BRIEF: Reproduce the material word for word; the images stay out.

INFORMATION PROVIDED:
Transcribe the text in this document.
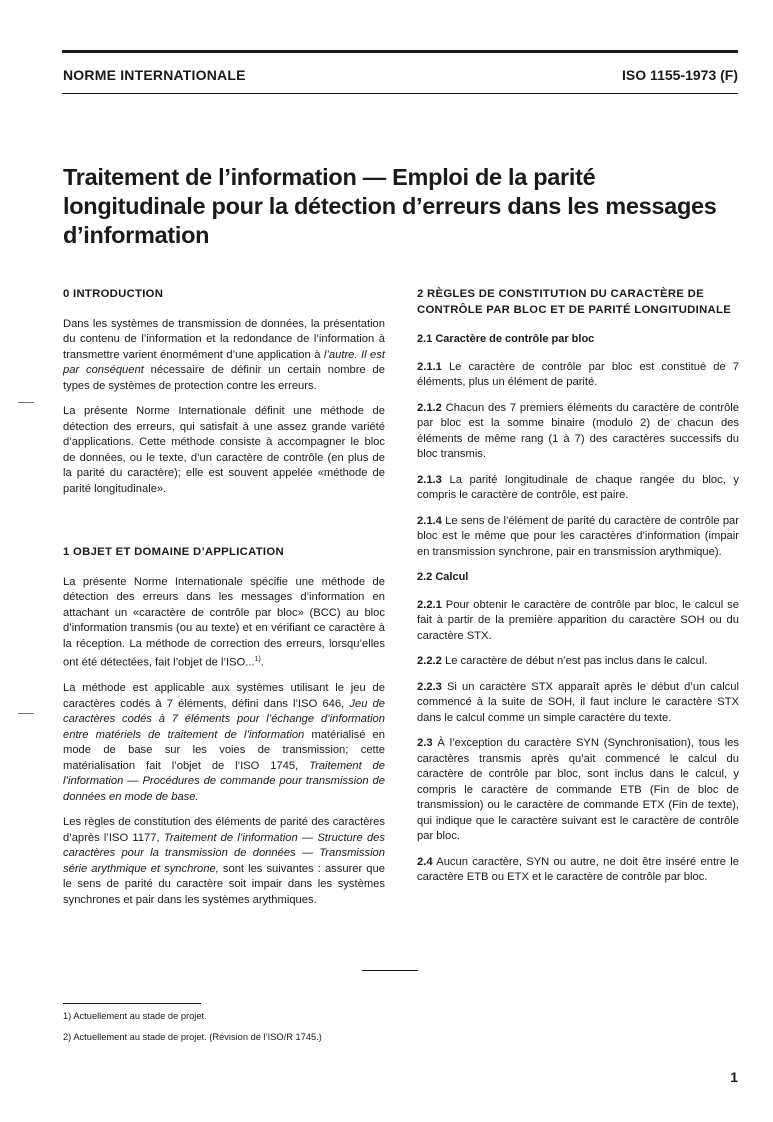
NORME INTERNATIONALE	ISO 1155-1973 (F)
Traitement de l’information — Emploi de la parité
longitudinale pour la détection d’erreurs dans les messages
d’information
0 INTRODUCTION

Dans les systèmes de transmission de données, la présentation du contenu de l’information et la redondance de l’information à transmettre varient énormément d’une application à l’autre. Il est par conséquent nécessaire de définir un certain nombre de types de systèmes de protection contre les erreurs.

La présente Norme Internationale définit une méthode de détection des erreurs, qui satisfait à une assez grande variété d’applications. Cette méthode consiste à accompagner le bloc de données, ou le texte, d’un caractère de contrôle (en plus de la parité du caractère); elle est souvent appelée «méthode de parité longitudinale».

1 OBJET ET DOMAINE D’APPLICATION

La présente Norme Internationale spécifie une méthode de détection des erreurs dans les messages d’information en attachant un «caractère de contrôle par bloc» (BCC) au bloc d’information transmis (ou au texte) et en vérifiant ce caractère à la réception. La méthode de correction des erreurs, lorsqu’elles ont été détectées, fait l’objet de l’ISO...$^{1)}$.

La méthode est applicable aux systèmes utilisant le jeu de caractères codés à 7 éléments, défini dans l’ISO 646, Jeu de caractères codés à 7 éléments pour l’échange d’information entre matériels de traitement de l’information matérialisé en mode de base sur les voies de transmission; cette matérialisation fait l’objet de l’ISO 1745, Traitement de l’information — Procédures de commande pour transmission de données en mode de base.

Les règles de constitution des éléments de parité des caractères d’après l’ISO 1177, Traitement de l’information — Structure des caractères pour la transmission de données — Transmission série arythmique et synchrone, sont les suivantes : assurer que le sens de parité du caractère soit impair dans les systèmes synchrones et pair dans les systèmes arythmiques.

2 RÈGLES DE CONSTITUTION DU CARACTÈRE DE CONTRÔLE PAR BLOC ET DE PARITÉ LONGITUDINALE
2.1 Caractère de contrôle par bloc

2.1.1 Le caractère de contrôle par bloc est constitué de 7 éléments, plus un élément de parité.

2.1.2 Chacun des 7 premiers éléments du caractère de contrôle par bloc est la somme binaire (modulo 2) de chacun des éléments de même rang (1 à 7) des caractères successifs du bloc transmis.

2.1.3 La parité longitudinale de chaque rangée du bloc, y compris le caractère de contrôle, est paire.

2.1.4 Le sens de l’élément de parité du caractère de contrôle par bloc est le même que pour les caractères d’information (impair en transmission synchrone, pair en transmission arythmique).

2.2 Calcul

2.2.1 Pour obtenir le caractère de contrôle par bloc, le calcul se fait à partir de la première apparition du caractère SOH ou du caractère STX.

2.2.2 Le caractère de début n’est pas inclus dans le calcul.

2.2.3 Si un caractère STX apparaît après le début d’un calcul commencé à la suite de SOH, il faut inclure le caractère STX dans le calcul comme un simple caractère du texte.

2.3 À l’exception du caractère SYN (Synchronisation), tous les caractères transmis après qu’ait commencé le calcul du caractère de contrôle par bloc, sont inclus dans le calcul, y compris le caractère de commande ETB (Fin de bloc de transmission) ou le caractère de commande ETX (Fin de texte), qui indique que le caractère suivant est le caractère de contrôle par bloc.

2.4 Aucun caractère, SYN ou autre, ne doit être inséré entre le caractère ETB ou ETX et le caractère de contrôle par bloc.

1) Actuellement au stade de projet.
2) Actuellement au stade de projet. (Révision de l’ISO/R 1745.)
1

SOLUTION FOR THIS PROBLEM:
Transcribe the text in this document.
NORME INTERNATIONALE	ISO 1155-1973 (F)
Traitement de l’information — Emploi de la parité
longitudinale pour la détection d’erreurs dans les messages
d’information
0 INTRODUCTION

Dans les systèmes de transmission de données, la présentation du contenu de l’information et la redondance de l’information à transmettre varient énormément d’une application à l’autre. Il est par conséquent nécessaire de définir un certain nombre de types de systèmes de protection contre les erreurs.

La présente Norme Internationale définit une méthode de détection des erreurs, qui satisfait à une assez grande variété d’applications. Cette méthode consiste à accompagner le bloc de données, ou le texte, d’un caractère de contrôle (en plus de la parité du caractère); elle est souvent appelée «méthode de parité longitudinale».

1 OBJET ET DOMAINE D’APPLICATION

La présente Norme Internationale spécifie une méthode de détection des erreurs dans les messages d’information en attachant un «caractère de contrôle par bloc» (BCC) au bloc d’information transmis (ou au texte) et en vérifiant ce caractère à la réception. La méthode de correction des erreurs, lorsqu’elles ont été détectées, fait l’objet de l’ISO...$^{1)}$.

La méthode est applicable aux systèmes utilisant le jeu de caractères codés à 7 éléments, défini dans l’ISO 646, Jeu de caractères codés à 7 éléments pour l’échange d’information entre matériels de traitement de l’information matérialisé en mode de base sur les voies de transmission; cette matérialisation fait l’objet de l’ISO 1745, Traitement de l’information — Procédures de commande pour transmission de données en mode de base.

Les règles de constitution des éléments de parité des caractères d’après l’ISO 1177, Traitement de l’information — Structure des caractères pour la transmission de données — Transmission série arythmique et synchrone, sont les suivantes : assurer que le sens de parité du caractère soit impair dans les systèmes synchrones et pair dans les systèmes arythmiques.

2 RÈGLES DE CONSTITUTION DU CARACTÈRE DE CONTRÔLE PAR BLOC ET DE PARITÉ LONGITUDINALE
2.1 Caractère de contrôle par bloc

2.1.1 Le caractère de contrôle par bloc est constitué de 7 éléments, plus un élément de parité.

2.1.2 Chacun des 7 premiers éléments du caractère de contrôle par bloc est la somme binaire (modulo 2) de chacun des éléments de même rang (1 à 7) des caractères successifs du bloc transmis.

2.1.3 La parité longitudinale de chaque rangée du bloc, y compris le caractère de contrôle, est paire.

2.1.4 Le sens de l’élément de parité du caractère de contrôle par bloc est le même que pour les caractères d’information (impair en transmission synchrone, pair en transmission arythmique).

2.2 Calcul

2.2.1 Pour obtenir le caractère de contrôle par bloc, le calcul se fait à partir de la première apparition du caractère SOH ou du caractère STX.

2.2.2 Le caractère de début n’est pas inclus dans le calcul.

2.2.3 Si un caractère STX apparaît après le début d’un calcul commencé à la suite de SOH, il faut inclure le caractère STX dans le calcul comme un simple caractère du texte.

2.3 À l’exception du caractère SYN (Synchronisation), tous les caractères transmis après qu’ait commencé le calcul du caractère de contrôle par bloc, sont inclus dans le calcul, y compris le caractère de commande ETB (Fin de bloc de transmission) ou le caractère de commande ETX (Fin de texte), qui indique que le caractère suivant est le caractère de contrôle par bloc.

2.4 Aucun caractère, SYN ou autre, ne doit être inséré entre le caractère ETB ou ETX et le caractère de contrôle par bloc.

1) Actuellement au stade de projet.
2) Actuellement au stade de projet. (Révision de l’ISO/R 1745.)
1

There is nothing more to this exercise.